===== INFORMATION SHOWN

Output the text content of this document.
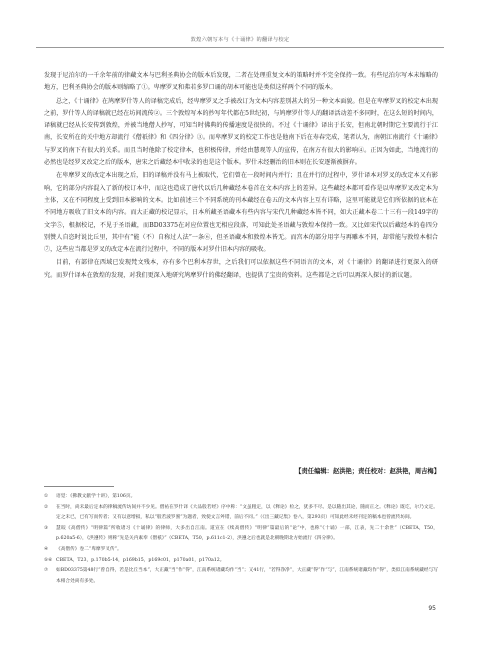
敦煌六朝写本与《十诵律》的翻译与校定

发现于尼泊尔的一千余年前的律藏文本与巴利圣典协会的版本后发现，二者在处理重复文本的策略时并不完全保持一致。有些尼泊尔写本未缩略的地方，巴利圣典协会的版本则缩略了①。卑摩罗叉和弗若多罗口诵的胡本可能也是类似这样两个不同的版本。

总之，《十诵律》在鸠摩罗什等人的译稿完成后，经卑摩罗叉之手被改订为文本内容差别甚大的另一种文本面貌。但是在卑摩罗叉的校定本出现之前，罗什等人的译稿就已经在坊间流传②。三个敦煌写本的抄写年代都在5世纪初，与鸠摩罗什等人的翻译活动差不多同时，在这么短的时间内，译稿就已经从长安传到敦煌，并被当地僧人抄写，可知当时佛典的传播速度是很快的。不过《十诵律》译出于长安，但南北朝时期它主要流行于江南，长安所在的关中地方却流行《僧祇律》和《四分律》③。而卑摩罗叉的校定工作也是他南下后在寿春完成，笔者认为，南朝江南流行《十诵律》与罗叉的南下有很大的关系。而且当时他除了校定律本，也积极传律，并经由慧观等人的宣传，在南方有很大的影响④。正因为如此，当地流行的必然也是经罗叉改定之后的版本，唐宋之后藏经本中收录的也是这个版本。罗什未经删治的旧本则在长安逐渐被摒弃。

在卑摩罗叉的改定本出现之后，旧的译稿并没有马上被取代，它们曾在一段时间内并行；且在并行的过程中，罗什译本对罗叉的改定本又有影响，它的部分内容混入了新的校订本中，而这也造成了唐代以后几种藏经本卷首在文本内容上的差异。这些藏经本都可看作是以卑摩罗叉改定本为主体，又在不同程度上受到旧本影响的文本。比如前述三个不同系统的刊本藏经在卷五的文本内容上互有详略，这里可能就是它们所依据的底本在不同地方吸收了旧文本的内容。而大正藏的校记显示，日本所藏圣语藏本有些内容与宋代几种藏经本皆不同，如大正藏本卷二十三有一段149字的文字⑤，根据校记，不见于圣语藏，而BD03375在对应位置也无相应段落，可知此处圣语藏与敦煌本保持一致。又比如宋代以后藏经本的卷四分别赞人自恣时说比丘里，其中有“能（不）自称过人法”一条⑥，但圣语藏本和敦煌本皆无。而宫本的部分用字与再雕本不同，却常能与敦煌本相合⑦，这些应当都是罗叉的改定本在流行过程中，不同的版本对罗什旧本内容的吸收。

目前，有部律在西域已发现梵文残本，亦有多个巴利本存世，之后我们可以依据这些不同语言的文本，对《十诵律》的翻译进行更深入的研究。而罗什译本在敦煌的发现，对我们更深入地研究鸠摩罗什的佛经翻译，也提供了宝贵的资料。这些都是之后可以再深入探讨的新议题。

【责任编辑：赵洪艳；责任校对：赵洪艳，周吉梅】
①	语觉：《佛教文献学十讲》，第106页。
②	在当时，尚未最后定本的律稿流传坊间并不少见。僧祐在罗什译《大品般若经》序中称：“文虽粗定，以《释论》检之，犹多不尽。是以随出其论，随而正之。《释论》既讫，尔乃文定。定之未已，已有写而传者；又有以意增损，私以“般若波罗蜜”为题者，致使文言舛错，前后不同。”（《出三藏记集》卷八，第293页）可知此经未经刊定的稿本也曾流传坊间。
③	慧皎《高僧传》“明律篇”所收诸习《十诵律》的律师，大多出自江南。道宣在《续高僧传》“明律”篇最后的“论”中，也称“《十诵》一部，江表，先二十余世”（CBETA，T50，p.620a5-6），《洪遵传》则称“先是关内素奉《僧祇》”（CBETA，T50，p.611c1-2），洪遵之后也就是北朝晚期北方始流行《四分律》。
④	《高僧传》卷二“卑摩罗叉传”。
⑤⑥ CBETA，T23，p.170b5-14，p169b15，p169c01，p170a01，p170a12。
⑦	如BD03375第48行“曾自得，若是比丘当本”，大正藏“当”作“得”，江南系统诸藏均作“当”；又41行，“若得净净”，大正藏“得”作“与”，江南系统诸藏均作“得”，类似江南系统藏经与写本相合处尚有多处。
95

==========

TASK TO COMPLETE =
Your task is to return the entries above exactly, with no pictures.

THE OUTPUT =
Output the text content of this document.
敦煌六朝写本与《十诵律》的翻译与校定

发现于尼泊尔的一千余年前的律藏文本与巴利圣典协会的版本后发现，二者在处理重复文本的策略时并不完全保持一致。有些尼泊尔写本未缩略的地方，巴利圣典协会的版本则缩略了①。卑摩罗叉和弗若多罗口诵的胡本可能也是类似这样两个不同的版本。

总之，《十诵律》在鸠摩罗什等人的译稿完成后，经卑摩罗叉之手被改订为文本内容差别甚大的另一种文本面貌。但是在卑摩罗叉的校定本出现之前，罗什等人的译稿就已经在坊间流传②。三个敦煌写本的抄写年代都在5世纪初，与鸠摩罗什等人的翻译活动差不多同时，在这么短的时间内，译稿就已经从长安传到敦煌，并被当地僧人抄写，可知当时佛典的传播速度是很快的。不过《十诵律》译出于长安，但南北朝时期它主要流行于江南，长安所在的关中地方却流行《僧祇律》和《四分律》③。而卑摩罗叉的校定工作也是他南下后在寿春完成，笔者认为，南朝江南流行《十诵律》与罗叉的南下有很大的关系。而且当时他除了校定律本，也积极传律，并经由慧观等人的宣传，在南方有很大的影响④。正因为如此，当地流行的必然也是经罗叉改定之后的版本，唐宋之后藏经本中收录的也是这个版本。罗什未经删治的旧本则在长安逐渐被摒弃。

在卑摩罗叉的改定本出现之后，旧的译稿并没有马上被取代，它们曾在一段时间内并行；且在并行的过程中，罗什译本对罗叉的改定本又有影响，它的部分内容混入了新的校订本中，而这也造成了唐代以后几种藏经本卷首在文本内容上的差异。这些藏经本都可看作是以卑摩罗叉改定本为主体，又在不同程度上受到旧本影响的文本。比如前述三个不同系统的刊本藏经在卷五的文本内容上互有详略，这里可能就是它们所依据的底本在不同地方吸收了旧文本的内容。而大正藏的校记显示，日本所藏圣语藏本有些内容与宋代几种藏经本皆不同，如大正藏本卷二十三有一段149字的文字⑤，根据校记，不见于圣语藏，而BD03375在对应位置也无相应段落，可知此处圣语藏与敦煌本保持一致。又比如宋代以后藏经本的卷四分别赞人自恣时说比丘里，其中有“能（不）自称过人法”一条⑥，但圣语藏本和敦煌本皆无。而宫本的部分用字与再雕本不同，却常能与敦煌本相合⑦，这些应当都是罗叉的改定本在流行过程中，不同的版本对罗什旧本内容的吸收。

目前，有部律在西域已发现梵文残本，亦有多个巴利本存世，之后我们可以依据这些不同语言的文本，对《十诵律》的翻译进行更深入的研究。而罗什译本在敦煌的发现，对我们更深入地研究鸠摩罗什的佛经翻译，也提供了宝贵的资料。这些都是之后可以再深入探讨的新议题。

【责任编辑：赵洪艳；责任校对：赵洪艳，周吉梅】
①	语觉：《佛教文献学十讲》，第106页。
②	在当时，尚未最后定本的律稿流传坊间并不少见。僧祐在罗什译《大品般若经》序中称：“文虽粗定，以《释论》检之，犹多不尽。是以随出其论，随而正之。《释论》既讫，尔乃文定。定之未已，已有写而传者；又有以意增损，私以“般若波罗蜜”为题者，致使文言舛错，前后不同。”（《出三藏记集》卷八，第293页）可知此经未经刊定的稿本也曾流传坊间。
③	慧皎《高僧传》“明律篇”所收诸习《十诵律》的律师，大多出自江南。道宣在《续高僧传》“明律”篇最后的“论”中，也称“《十诵》一部，江表，先二十余世”（CBETA，T50，p.620a5-6），《洪遵传》则称“先是关内素奉《僧祇》”（CBETA，T50，p.611c1-2），洪遵之后也就是北朝晚期北方始流行《四分律》。
④	《高僧传》卷二“卑摩罗叉传”。
⑤⑥ CBETA，T23，p.170b5-14，p169b15，p169c01，p170a01，p170a12。
⑦	如BD03375第48行“曾自得，若是比丘当本”，大正藏“当”作“得”，江南系统诸藏均作“当”；又41行，“若得净净”，大正藏“得”作“与”，江南系统诸藏均作“得”，类似江南系统藏经与写本相合处尚有多处。
95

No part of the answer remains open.